## [Your objective]
Please print every record below exactly as it appears.

Collected data
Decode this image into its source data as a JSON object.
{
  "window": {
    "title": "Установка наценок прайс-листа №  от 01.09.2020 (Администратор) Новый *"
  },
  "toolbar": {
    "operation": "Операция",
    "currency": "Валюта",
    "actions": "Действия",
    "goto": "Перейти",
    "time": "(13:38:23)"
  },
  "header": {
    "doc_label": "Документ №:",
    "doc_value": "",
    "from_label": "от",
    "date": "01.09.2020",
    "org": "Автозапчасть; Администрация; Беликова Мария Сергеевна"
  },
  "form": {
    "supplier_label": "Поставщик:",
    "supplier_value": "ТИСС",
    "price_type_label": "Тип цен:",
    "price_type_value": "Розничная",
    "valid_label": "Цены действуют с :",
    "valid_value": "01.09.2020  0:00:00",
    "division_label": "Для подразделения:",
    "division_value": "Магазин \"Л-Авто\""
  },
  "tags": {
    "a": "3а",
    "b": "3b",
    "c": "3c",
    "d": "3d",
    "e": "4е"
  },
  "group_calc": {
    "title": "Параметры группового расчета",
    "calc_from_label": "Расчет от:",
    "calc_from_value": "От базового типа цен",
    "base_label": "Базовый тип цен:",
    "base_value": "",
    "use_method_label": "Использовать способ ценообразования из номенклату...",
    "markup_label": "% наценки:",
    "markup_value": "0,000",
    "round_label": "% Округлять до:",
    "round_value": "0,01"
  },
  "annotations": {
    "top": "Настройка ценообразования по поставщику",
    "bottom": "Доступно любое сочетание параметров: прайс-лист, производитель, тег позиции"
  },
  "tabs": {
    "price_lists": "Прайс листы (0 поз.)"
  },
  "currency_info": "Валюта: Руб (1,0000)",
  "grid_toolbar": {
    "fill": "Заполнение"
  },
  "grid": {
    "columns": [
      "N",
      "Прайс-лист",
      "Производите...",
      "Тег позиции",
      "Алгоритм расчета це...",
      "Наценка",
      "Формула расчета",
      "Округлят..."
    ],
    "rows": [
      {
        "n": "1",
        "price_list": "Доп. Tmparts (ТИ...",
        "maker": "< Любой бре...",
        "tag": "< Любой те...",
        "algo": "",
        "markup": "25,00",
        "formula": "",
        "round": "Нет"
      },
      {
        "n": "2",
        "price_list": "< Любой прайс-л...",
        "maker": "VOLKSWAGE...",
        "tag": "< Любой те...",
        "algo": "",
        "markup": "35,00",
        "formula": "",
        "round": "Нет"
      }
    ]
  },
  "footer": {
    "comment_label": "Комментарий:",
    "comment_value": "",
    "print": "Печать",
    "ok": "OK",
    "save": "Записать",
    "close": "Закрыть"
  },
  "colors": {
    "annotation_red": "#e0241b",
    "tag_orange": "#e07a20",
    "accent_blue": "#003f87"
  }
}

## [Exercise answer]
Decode this image into its source data as a JSON object.
{
  "window": {
    "title": "Установка наценок прайс-листа №  от 01.09.2020 (Администратор) Новый *"
  },
  "toolbar": {
    "operation": "Операция",
    "currency": "Валюта",
    "actions": "Действия",
    "goto": "Перейти",
    "time": "(13:38:23)"
  },
  "header": {
    "doc_label": "Документ №:",
    "doc_value": "",
    "from_label": "от",
    "date": "01.09.2020",
    "org": "Автозапчасть; Администрация; Беликова Мария Сергеевна"
  },
  "form": {
    "supplier_label": "Поставщик:",
    "supplier_value": "ТИСС",
    "price_type_label": "Тип цен:",
    "price_type_value": "Розничная",
    "valid_label": "Цены действуют с :",
    "valid_value": "01.09.2020  0:00:00",
    "division_label": "Для подразделения:",
    "division_value": "Магазин \"Л-Авто\""
  },
  "tags": {
    "a": "3а",
    "b": "3b",
    "c": "3c",
    "d": "3d",
    "e": "4е"
  },
  "group_calc": {
    "title": "Параметры группового расчета",
    "calc_from_label": "Расчет от:",
    "calc_from_value": "От базового типа цен",
    "base_label": "Базовый тип цен:",
    "base_value": "",
    "use_method_label": "Использовать способ ценообразования из номенклату...",
    "markup_label": "% наценки:",
    "markup_value": "0,000",
    "round_label": "% Округлять до:",
    "round_value": "0,01"
  },
  "annotations": {
    "top": "Настройка ценообразования по поставщику",
    "bottom": "Доступно любое сочетание параметров: прайс-лист, производитель, тег позиции"
  },
  "tabs": {
    "price_lists": "Прайс листы (0 поз.)"
  },
  "currency_info": "Валюта: Руб (1,0000)",
  "grid_toolbar": {
    "fill": "Заполнение"
  },
  "grid": {
    "columns": [
      "N",
      "Прайс-лист",
      "Производите...",
      "Тег позиции",
      "Алгоритм расчета це...",
      "Наценка",
      "Формула расчета",
      "Округлят..."
    ],
    "rows": [
      {
        "n": "1",
        "price_list": "Доп. Tmparts (ТИ...",
        "maker": "< Любой бре...",
        "tag": "< Любой те...",
        "algo": "",
        "markup": "25,00",
        "formula": "",
        "round": "Нет"
      },
      {
        "n": "2",
        "price_list": "< Любой прайс-л...",
        "maker": "VOLKSWAGE...",
        "tag": "< Любой те...",
        "algo": "",
        "markup": "35,00",
        "formula": "",
        "round": "Нет"
      }
    ]
  },
  "footer": {
    "comment_label": "Комментарий:",
    "comment_value": "",
    "print": "Печать",
    "ok": "OK",
    "save": "Записать",
    "close": "Закрыть"
  },
  "colors": {
    "annotation_red": "#e0241b",
    "tag_orange": "#e07a20",
    "accent_blue": "#003f87"
  }
}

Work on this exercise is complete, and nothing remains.